> **Stated goal**:
Count every line that has "note" in it and give the total, nothing more.
══════════════════════════════
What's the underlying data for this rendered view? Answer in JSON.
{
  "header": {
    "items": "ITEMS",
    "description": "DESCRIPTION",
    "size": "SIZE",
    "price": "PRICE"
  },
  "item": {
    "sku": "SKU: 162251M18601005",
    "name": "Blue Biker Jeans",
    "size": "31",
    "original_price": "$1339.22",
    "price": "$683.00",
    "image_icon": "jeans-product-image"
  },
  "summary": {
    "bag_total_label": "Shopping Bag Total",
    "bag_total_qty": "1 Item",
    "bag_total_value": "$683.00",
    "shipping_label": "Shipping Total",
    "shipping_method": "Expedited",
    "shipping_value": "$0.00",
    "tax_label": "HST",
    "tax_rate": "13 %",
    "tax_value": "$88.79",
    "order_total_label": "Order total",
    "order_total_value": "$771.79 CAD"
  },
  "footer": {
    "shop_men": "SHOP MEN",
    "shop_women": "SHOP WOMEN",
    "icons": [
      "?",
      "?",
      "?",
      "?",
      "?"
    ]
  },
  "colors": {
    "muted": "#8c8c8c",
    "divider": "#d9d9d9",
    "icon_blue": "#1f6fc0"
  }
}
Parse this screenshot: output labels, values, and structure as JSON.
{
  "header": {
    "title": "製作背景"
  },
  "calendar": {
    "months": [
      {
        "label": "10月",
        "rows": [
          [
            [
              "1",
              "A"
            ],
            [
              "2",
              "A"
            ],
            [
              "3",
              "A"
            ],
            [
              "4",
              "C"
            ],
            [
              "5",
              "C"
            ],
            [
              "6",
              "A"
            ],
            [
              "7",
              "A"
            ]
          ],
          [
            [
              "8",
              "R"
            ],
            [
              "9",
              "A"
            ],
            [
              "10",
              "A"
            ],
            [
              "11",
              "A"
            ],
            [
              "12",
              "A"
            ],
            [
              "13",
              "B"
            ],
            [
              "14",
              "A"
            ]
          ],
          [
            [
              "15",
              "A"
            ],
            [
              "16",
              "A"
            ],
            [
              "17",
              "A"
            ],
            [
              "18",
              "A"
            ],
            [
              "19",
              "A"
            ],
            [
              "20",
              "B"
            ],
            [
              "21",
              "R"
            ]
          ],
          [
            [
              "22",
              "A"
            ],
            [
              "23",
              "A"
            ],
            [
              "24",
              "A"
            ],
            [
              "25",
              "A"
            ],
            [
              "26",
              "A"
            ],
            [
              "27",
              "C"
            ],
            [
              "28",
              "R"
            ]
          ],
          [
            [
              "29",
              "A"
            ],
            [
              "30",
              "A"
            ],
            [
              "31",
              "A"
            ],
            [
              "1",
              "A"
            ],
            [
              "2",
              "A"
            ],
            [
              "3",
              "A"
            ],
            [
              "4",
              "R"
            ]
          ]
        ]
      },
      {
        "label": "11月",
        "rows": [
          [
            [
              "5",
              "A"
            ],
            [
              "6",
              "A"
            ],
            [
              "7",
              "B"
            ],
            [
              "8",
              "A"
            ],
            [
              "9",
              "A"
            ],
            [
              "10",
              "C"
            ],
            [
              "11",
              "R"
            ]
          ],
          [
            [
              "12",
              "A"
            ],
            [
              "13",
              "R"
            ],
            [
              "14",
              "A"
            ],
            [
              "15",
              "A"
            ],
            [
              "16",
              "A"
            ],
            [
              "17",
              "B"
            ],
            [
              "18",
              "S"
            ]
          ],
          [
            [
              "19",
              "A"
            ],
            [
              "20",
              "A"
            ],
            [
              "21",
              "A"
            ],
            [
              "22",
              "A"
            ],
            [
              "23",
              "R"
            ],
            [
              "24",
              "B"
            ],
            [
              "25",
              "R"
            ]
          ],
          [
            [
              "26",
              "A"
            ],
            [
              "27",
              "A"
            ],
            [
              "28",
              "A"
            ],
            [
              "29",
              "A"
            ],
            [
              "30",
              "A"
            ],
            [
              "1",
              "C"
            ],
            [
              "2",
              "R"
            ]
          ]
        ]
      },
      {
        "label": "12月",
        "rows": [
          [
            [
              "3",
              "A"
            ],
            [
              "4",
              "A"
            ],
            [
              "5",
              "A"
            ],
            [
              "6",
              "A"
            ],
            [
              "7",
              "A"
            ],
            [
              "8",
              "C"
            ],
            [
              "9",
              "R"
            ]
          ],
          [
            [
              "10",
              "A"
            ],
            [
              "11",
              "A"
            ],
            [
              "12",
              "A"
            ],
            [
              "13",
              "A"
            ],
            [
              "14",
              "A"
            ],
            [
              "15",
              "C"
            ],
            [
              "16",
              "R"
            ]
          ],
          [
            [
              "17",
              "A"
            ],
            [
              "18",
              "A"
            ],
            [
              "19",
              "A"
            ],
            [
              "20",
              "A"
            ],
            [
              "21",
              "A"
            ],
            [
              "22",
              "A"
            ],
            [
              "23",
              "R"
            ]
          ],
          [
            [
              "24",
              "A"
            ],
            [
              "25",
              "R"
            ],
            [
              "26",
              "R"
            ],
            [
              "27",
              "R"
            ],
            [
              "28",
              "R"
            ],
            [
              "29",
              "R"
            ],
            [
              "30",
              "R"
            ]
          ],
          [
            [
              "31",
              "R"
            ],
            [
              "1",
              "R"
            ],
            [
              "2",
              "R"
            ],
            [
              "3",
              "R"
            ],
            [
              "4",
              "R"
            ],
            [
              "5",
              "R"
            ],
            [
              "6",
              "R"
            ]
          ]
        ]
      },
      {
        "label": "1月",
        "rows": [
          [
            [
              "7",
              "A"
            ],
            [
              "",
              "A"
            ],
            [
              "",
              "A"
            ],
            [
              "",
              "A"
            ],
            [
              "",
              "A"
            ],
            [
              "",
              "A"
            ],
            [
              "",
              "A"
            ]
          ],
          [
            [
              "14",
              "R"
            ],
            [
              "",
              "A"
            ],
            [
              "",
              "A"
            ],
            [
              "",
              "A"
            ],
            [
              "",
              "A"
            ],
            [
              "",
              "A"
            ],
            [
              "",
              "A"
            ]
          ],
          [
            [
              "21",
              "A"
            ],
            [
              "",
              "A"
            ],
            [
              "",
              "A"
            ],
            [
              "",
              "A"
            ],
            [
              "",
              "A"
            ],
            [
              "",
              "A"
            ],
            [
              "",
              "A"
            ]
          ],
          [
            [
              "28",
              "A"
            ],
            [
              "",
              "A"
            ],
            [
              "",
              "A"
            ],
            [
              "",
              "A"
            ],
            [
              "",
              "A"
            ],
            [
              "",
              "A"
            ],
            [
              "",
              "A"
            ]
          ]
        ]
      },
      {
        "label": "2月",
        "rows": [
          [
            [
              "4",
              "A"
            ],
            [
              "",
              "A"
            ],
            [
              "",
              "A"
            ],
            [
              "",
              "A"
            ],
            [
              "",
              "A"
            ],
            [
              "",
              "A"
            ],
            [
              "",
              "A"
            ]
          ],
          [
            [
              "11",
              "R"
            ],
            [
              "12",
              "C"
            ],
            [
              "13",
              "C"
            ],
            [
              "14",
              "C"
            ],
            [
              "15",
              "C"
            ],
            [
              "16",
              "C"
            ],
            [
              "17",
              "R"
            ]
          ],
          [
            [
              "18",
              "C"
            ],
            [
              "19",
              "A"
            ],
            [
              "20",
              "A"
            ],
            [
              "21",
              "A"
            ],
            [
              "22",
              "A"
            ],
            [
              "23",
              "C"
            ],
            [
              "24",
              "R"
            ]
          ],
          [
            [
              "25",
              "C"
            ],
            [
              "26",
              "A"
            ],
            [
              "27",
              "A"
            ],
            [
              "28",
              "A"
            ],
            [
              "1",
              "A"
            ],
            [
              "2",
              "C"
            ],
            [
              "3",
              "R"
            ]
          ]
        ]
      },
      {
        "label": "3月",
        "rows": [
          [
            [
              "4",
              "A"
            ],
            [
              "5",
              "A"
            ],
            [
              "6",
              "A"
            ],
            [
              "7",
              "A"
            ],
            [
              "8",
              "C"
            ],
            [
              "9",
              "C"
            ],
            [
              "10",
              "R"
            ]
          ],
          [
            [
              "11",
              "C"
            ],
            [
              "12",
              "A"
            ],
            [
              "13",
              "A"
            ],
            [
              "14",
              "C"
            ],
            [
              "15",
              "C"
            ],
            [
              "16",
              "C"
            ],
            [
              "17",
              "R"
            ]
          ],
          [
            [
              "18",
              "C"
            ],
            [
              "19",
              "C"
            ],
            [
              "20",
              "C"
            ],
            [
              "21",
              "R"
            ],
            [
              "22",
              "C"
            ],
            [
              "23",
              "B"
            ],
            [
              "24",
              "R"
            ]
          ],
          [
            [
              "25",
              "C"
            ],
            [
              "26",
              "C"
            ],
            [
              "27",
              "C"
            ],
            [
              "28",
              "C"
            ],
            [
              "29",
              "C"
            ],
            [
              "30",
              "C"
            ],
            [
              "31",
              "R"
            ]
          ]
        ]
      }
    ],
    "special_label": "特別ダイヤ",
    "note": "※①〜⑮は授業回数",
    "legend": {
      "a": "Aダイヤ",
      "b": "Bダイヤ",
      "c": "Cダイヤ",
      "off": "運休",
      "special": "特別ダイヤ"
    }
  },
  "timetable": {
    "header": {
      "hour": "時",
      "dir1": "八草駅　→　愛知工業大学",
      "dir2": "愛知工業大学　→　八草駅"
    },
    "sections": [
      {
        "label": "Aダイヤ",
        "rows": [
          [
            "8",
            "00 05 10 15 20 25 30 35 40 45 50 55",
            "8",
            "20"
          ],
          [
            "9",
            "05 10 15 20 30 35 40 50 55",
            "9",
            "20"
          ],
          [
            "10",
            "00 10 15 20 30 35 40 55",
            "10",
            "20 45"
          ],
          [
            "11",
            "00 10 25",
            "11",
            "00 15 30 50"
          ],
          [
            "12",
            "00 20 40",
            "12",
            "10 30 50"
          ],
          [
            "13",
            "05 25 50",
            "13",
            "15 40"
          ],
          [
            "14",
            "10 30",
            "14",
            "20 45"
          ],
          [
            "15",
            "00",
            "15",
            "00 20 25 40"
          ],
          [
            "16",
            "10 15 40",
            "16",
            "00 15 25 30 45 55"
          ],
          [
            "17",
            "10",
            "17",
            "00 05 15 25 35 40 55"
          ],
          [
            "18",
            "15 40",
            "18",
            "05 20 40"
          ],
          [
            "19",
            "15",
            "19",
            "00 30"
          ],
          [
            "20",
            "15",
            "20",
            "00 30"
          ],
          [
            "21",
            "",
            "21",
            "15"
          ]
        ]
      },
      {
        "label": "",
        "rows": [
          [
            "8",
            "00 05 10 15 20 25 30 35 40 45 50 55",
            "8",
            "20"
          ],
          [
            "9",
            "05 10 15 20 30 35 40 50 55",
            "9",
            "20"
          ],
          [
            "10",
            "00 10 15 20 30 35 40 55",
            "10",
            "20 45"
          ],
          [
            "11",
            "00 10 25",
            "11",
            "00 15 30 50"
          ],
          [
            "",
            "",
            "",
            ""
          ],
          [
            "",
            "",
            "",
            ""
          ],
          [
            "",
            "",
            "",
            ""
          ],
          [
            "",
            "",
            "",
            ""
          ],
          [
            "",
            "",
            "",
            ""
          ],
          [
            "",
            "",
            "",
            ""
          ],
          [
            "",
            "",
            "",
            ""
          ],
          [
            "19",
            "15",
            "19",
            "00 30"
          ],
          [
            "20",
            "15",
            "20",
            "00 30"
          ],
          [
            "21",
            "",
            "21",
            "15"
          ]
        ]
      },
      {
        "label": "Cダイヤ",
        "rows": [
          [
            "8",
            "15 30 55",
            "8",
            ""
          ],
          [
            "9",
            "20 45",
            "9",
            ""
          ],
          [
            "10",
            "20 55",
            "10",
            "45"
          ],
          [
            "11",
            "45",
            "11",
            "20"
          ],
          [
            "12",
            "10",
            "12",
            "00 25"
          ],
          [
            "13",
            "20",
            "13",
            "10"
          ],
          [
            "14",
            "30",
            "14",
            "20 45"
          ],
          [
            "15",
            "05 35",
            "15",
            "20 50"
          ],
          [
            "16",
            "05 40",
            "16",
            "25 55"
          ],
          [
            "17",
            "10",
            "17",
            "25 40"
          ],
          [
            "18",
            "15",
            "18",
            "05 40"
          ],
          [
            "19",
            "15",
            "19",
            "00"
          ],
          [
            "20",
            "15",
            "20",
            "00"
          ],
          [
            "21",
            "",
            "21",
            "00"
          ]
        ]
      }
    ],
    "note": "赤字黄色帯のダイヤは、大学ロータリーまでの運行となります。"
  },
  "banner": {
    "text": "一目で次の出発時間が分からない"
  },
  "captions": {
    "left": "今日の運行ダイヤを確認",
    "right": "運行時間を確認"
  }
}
══════════════════════════════
> **Complete answer**:
2